Problem statement: Records follow. Copy every line with "demand".

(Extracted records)
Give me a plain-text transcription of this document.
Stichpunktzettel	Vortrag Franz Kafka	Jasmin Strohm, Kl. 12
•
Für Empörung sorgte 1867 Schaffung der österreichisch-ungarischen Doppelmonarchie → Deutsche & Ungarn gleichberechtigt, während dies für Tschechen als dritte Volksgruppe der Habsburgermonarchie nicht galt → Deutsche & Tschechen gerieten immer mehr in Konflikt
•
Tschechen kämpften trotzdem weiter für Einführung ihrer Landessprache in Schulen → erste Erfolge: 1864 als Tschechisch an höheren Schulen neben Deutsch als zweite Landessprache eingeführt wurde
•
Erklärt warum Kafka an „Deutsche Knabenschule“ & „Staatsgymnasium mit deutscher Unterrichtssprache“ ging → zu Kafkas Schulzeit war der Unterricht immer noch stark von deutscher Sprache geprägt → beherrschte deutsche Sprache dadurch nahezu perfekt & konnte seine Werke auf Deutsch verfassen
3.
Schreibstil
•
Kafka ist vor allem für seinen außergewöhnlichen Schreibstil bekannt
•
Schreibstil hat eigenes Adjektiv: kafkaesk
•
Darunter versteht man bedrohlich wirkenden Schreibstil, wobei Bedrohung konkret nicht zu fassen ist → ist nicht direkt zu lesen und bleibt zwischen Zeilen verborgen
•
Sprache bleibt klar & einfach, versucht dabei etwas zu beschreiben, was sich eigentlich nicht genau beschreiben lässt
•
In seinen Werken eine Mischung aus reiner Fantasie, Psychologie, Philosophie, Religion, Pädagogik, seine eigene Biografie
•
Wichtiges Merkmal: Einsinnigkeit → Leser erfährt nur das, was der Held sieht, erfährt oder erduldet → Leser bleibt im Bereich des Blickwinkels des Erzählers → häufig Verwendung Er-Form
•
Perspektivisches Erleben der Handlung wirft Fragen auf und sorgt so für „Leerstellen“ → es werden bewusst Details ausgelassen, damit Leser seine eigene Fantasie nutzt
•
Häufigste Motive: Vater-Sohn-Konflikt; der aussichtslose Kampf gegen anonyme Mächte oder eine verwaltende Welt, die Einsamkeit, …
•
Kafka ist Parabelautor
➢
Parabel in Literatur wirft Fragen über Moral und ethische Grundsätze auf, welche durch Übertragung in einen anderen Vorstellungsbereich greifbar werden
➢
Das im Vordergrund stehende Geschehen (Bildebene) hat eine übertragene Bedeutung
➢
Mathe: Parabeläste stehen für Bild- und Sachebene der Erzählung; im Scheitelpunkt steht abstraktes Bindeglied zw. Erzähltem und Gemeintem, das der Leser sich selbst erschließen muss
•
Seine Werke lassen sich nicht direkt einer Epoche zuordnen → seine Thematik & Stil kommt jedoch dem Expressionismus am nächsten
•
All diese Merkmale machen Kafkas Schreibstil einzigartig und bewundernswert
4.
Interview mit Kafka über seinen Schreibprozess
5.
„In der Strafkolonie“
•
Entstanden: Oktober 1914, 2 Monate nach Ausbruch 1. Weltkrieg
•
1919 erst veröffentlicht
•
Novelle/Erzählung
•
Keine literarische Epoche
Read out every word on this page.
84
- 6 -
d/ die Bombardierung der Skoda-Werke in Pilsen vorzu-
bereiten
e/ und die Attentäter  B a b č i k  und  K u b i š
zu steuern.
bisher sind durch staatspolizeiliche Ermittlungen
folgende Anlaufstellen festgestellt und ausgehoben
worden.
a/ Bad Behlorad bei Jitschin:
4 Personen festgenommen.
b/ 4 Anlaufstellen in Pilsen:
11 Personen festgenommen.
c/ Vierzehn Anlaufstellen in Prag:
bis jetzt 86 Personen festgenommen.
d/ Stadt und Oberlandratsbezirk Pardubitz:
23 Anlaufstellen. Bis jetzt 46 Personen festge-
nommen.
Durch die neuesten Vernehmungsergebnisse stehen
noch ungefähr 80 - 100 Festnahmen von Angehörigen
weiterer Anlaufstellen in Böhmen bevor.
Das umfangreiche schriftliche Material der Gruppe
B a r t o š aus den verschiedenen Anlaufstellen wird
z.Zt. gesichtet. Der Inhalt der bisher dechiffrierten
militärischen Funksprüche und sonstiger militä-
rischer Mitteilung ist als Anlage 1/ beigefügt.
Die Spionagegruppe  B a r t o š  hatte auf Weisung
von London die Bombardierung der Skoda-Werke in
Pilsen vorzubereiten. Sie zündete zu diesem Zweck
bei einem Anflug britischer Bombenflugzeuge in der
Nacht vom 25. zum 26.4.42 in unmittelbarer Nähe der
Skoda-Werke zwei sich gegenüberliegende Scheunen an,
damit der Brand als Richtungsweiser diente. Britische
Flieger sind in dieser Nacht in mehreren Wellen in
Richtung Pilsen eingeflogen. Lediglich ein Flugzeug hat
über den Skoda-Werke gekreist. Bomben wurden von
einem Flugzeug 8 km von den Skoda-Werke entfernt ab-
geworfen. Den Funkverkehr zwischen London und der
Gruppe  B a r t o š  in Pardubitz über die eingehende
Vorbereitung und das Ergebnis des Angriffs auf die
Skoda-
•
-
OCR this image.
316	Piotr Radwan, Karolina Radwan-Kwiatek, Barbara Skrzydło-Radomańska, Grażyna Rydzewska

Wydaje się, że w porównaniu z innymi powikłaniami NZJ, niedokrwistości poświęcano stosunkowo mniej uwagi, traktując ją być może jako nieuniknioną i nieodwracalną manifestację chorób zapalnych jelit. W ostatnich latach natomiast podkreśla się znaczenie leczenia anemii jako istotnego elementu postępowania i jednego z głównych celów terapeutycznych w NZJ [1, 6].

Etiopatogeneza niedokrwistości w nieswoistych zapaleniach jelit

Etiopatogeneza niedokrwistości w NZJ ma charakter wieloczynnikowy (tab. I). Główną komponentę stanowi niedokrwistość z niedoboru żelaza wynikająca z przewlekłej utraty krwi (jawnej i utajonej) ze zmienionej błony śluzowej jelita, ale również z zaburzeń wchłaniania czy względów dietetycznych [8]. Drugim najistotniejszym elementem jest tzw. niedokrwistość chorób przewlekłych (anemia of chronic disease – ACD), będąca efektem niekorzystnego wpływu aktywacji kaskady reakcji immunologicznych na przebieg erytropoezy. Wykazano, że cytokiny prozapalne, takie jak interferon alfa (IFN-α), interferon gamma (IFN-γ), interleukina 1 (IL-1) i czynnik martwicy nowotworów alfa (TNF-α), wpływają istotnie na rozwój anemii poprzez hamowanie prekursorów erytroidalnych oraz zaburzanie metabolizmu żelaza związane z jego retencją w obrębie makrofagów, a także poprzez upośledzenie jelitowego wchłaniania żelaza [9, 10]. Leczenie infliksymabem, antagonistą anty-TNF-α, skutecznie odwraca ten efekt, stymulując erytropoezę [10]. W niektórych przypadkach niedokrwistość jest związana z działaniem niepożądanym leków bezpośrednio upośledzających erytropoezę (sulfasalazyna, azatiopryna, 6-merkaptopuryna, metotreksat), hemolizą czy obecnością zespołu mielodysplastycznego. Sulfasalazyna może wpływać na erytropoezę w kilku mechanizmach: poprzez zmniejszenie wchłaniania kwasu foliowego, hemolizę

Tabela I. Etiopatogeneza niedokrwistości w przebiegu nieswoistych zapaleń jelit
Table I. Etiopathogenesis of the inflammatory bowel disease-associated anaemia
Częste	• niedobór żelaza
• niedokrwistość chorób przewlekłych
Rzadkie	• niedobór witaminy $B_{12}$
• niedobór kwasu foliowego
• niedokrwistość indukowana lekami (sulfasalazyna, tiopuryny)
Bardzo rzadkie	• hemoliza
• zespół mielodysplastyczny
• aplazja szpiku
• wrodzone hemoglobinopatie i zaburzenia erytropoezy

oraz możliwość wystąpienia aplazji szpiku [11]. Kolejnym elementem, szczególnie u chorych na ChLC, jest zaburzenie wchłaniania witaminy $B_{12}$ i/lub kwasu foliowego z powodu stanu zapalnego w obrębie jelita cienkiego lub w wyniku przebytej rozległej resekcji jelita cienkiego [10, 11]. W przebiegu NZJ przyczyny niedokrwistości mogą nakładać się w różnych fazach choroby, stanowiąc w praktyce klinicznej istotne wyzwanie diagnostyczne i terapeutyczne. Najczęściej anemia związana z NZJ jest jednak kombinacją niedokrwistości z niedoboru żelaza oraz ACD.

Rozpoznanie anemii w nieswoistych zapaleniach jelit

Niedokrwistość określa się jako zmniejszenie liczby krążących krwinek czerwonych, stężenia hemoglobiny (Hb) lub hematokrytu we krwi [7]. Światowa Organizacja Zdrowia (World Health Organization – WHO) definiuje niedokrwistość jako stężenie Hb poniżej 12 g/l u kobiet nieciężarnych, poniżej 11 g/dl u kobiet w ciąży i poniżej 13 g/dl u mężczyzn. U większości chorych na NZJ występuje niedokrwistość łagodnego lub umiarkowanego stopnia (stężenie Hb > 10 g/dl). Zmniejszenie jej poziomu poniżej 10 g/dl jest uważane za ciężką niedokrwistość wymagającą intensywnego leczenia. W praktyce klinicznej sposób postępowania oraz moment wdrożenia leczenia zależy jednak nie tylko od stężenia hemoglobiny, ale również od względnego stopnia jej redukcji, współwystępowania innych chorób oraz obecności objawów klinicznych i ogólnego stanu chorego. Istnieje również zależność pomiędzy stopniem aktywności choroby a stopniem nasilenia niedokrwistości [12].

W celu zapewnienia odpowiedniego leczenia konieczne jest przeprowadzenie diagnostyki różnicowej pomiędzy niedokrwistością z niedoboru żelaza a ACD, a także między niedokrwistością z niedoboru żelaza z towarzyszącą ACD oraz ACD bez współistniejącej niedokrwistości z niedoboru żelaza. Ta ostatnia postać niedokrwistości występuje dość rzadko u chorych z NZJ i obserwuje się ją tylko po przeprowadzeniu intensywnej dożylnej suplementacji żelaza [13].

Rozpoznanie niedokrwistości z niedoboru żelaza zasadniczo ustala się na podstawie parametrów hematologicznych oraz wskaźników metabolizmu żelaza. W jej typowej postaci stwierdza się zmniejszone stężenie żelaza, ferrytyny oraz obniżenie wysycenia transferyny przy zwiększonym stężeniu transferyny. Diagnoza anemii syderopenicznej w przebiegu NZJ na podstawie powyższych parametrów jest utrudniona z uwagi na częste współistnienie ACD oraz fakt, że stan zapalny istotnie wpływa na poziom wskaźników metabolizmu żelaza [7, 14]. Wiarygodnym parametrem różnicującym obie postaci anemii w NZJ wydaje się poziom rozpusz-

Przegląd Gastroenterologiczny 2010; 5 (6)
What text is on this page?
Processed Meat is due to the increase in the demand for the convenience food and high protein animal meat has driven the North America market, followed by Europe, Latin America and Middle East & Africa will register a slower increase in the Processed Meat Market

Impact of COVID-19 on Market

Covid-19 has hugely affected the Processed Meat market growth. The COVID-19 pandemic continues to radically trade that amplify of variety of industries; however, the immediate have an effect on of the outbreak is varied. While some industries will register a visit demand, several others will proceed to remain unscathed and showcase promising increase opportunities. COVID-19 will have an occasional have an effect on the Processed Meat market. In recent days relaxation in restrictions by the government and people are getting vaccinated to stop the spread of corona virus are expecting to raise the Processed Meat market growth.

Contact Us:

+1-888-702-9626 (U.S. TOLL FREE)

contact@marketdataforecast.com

Written answer:
Processed Meat is due to the increase in the demand for the convenience food and high protein animal meat has driven the North America market, followed by Europe, Latin America and Middle East & Africa will register a slower increase in the Processed Meat Market
Covid-19 has hugely affected the Processed Meat market growth. The COVID-19 pandemic continues to radically trade that amplify of variety of industries; however, the immediate have an effect on of the outbreak is varied. While some industries will register a visit demand, several others will proceed to remain unscathed and showcase promising increase opportunities. COVID-19 will have an occasional have an effect on the Processed Meat market. In recent days relaxation in restrictions by the government and people are getting vaccinated to stop the spread of corona virus are expecting to raise the Processed Meat market growth.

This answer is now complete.